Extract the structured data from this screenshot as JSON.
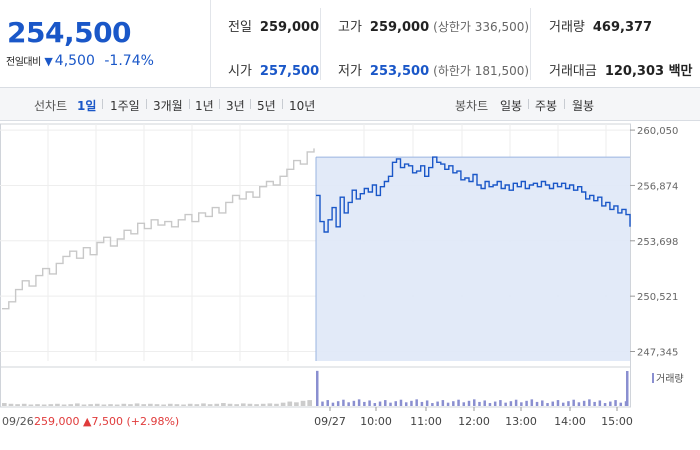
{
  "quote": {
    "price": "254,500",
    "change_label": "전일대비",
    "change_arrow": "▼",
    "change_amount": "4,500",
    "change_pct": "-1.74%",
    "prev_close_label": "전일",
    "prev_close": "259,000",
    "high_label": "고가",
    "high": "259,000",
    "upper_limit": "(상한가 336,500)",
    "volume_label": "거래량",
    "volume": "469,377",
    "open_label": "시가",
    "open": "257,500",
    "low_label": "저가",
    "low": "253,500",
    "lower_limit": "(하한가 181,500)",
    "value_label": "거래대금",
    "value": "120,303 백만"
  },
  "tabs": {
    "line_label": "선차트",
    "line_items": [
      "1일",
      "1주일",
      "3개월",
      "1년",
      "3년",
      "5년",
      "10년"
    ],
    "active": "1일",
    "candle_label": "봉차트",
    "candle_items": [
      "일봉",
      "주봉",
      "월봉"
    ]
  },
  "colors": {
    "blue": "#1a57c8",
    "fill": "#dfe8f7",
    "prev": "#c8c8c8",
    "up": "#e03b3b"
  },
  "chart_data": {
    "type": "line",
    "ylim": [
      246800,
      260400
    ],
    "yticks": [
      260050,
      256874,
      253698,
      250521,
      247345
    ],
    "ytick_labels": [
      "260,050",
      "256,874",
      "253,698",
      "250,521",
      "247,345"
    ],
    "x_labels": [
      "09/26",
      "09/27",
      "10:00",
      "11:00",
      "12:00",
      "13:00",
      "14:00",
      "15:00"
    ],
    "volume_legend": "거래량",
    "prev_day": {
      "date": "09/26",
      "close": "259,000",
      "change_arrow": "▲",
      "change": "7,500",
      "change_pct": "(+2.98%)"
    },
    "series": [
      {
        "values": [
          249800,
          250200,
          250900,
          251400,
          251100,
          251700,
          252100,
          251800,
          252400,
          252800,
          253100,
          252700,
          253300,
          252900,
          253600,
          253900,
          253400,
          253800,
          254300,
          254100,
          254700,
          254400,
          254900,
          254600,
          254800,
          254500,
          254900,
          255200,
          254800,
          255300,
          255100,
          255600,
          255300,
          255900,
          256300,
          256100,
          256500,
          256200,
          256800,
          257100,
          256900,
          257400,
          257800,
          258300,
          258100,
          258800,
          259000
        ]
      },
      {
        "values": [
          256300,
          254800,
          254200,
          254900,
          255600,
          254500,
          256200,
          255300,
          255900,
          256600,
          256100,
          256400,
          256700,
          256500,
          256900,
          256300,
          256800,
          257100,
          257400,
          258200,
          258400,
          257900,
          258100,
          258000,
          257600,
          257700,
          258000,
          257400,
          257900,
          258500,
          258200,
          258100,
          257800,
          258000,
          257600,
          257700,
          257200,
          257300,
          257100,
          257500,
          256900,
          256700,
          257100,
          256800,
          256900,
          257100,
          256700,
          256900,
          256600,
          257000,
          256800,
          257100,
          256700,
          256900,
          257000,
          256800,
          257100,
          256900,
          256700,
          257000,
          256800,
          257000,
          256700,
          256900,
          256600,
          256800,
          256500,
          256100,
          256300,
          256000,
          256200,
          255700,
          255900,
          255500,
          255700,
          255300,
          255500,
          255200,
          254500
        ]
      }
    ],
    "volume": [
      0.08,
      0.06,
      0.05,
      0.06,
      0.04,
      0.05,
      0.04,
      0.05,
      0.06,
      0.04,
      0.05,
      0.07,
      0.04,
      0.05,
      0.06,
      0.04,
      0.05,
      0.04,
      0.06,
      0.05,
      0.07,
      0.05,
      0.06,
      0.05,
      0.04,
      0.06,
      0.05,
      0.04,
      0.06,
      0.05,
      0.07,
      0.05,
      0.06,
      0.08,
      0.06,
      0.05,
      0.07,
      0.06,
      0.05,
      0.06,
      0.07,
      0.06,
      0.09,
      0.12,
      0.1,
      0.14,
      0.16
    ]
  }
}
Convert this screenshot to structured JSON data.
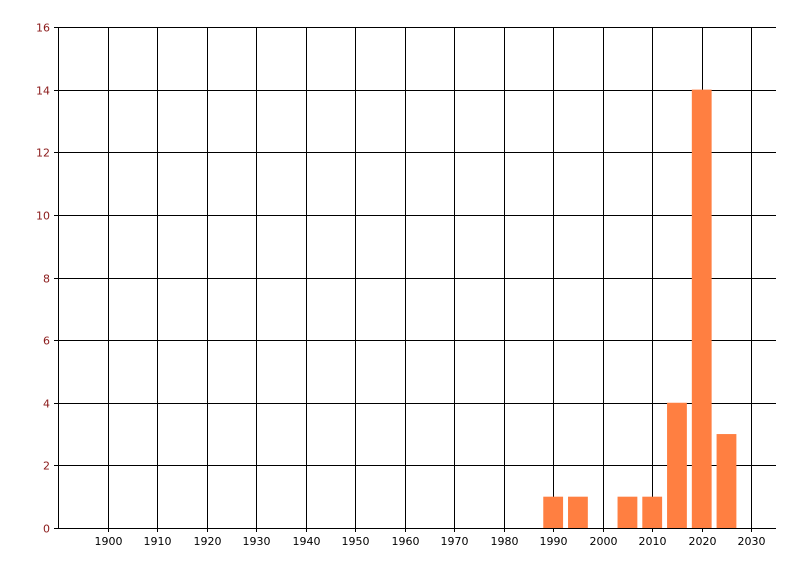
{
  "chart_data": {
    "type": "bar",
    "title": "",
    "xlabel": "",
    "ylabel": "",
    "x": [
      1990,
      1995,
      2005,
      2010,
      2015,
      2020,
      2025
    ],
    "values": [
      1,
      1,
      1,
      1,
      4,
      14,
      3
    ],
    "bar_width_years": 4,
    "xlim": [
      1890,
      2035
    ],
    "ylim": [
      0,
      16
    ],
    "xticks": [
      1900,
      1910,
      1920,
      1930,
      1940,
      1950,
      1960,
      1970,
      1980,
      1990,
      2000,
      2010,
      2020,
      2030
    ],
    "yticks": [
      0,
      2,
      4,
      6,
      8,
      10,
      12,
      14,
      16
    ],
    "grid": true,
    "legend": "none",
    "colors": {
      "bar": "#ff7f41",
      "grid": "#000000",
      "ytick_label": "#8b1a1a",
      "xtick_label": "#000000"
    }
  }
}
====
WHAT THE TASK ASKS
Every record above must be given again exactly; drop the pictures.

EXERCISE SOLUTION
Extract the structured data from this screenshot as JSON.
{
  "quote": {
    "price": "254,500",
    "change_label": "전일대비",
    "change_arrow": "▼",
    "change_amount": "4,500",
    "change_pct": "-1.74%",
    "prev_close_label": "전일",
    "prev_close": "259,000",
    "high_label": "고가",
    "high": "259,000",
    "upper_limit": "(상한가 336,500)",
    "volume_label": "거래량",
    "volume": "469,377",
    "open_label": "시가",
    "open": "257,500",
    "low_label": "저가",
    "low": "253,500",
    "lower_limit": "(하한가 181,500)",
    "value_label": "거래대금",
    "value": "120,303 백만"
  },
  "tabs": {
    "line_label": "선차트",
    "line_items": [
      "1일",
      "1주일",
      "3개월",
      "1년",
      "3년",
      "5년",
      "10년"
    ],
    "active": "1일",
    "candle_label": "봉차트",
    "candle_items": [
      "일봉",
      "주봉",
      "월봉"
    ]
  },
  "colors": {
    "blue": "#1a57c8",
    "fill": "#dfe8f7",
    "prev": "#c8c8c8",
    "up": "#e03b3b"
  },
  "chart_data": {
    "type": "line",
    "ylim": [
      246800,
      260400
    ],
    "yticks": [
      260050,
      256874,
      253698,
      250521,
      247345
    ],
    "ytick_labels": [
      "260,050",
      "256,874",
      "253,698",
      "250,521",
      "247,345"
    ],
    "x_labels": [
      "09/26",
      "09/27",
      "10:00",
      "11:00",
      "12:00",
      "13:00",
      "14:00",
      "15:00"
    ],
    "volume_legend": "거래량",
    "prev_day": {
      "date": "09/26",
      "close": "259,000",
      "change_arrow": "▲",
      "change": "7,500",
      "change_pct": "(+2.98%)"
    },
    "series": [
      {
        "values": [
          249800,
          250200,
          250900,
          251400,
          251100,
          251700,
          252100,
          251800,
          252400,
          252800,
          253100,
          252700,
          253300,
          252900,
          253600,
          253900,
          253400,
          253800,
          254300,
          254100,
          254700,
          254400,
          254900,
          254600,
          254800,
          254500,
          254900,
          255200,
          254800,
          255300,
          255100,
          255600,
          255300,
          255900,
          256300,
          256100,
          256500,
          256200,
          256800,
          257100,
          256900,
          257400,
          257800,
          258300,
          258100,
          258800,
          259000
        ]
      },
      {
        "values": [
          256300,
          254800,
          254200,
          254900,
          255600,
          254500,
          256200,
          255300,
          255900,
          256600,
          256100,
          256400,
          256700,
          256500,
          256900,
          256300,
          256800,
          257100,
          257400,
          258200,
          258400,
          257900,
          258100,
          258000,
          257600,
          257700,
          258000,
          257400,
          257900,
          258500,
          258200,
          258100,
          257800,
          258000,
          257600,
          257700,
          257200,
          257300,
          257100,
          257500,
          256900,
          256700,
          257100,
          256800,
          256900,
          257100,
          256700,
          256900,
          256600,
          257000,
          256800,
          257100,
          256700,
          256900,
          257000,
          256800,
          257100,
          256900,
          256700,
          257000,
          256800,
          257000,
          256700,
          256900,
          256600,
          256800,
          256500,
          256100,
          256300,
          256000,
          256200,
          255700,
          255900,
          255500,
          255700,
          255300,
          255500,
          255200,
          254500
        ]
      }
    ],
    "volume": [
      0.08,
      0.06,
      0.05,
      0.06,
      0.04,
      0.05,
      0.04,
      0.05,
      0.06,
      0.04,
      0.05,
      0.07,
      0.04,
      0.05,
      0.06,
      0.04,
      0.05,
      0.04,
      0.06,
      0.05,
      0.07,
      0.05,
      0.06,
      0.05,
      0.04,
      0.06,
      0.05,
      0.04,
      0.06,
      0.05,
      0.07,
      0.05,
      0.06,
      0.08,
      0.06,
      0.05,
      0.07,
      0.06,
      0.05,
      0.06,
      0.07,
      0.06,
      0.09,
      0.12,
      0.1,
      0.14,
      0.16
    ]
  }
}
Convert this screenshot to structured JSON data.
{
  "chart_data": {
    "type": "bar",
    "title": "",
    "xlabel": "",
    "ylabel": "",
    "x": [
      1990,
      1995,
      2005,
      2010,
      2015,
      2020,
      2025
    ],
    "values": [
      1,
      1,
      1,
      1,
      4,
      14,
      3
    ],
    "bar_width_years": 4,
    "xlim": [
      1890,
      2035
    ],
    "ylim": [
      0,
      16
    ],
    "xticks": [
      1900,
      1910,
      1920,
      1930,
      1940,
      1950,
      1960,
      1970,
      1980,
      1990,
      2000,
      2010,
      2020,
      2030
    ],
    "yticks": [
      0,
      2,
      4,
      6,
      8,
      10,
      12,
      14,
      16
    ],
    "grid": true,
    "legend": "none",
    "colors": {
      "bar": "#ff7f41",
      "grid": "#000000",
      "ytick_label": "#8b1a1a",
      "xtick_label": "#000000"
    }
  }
}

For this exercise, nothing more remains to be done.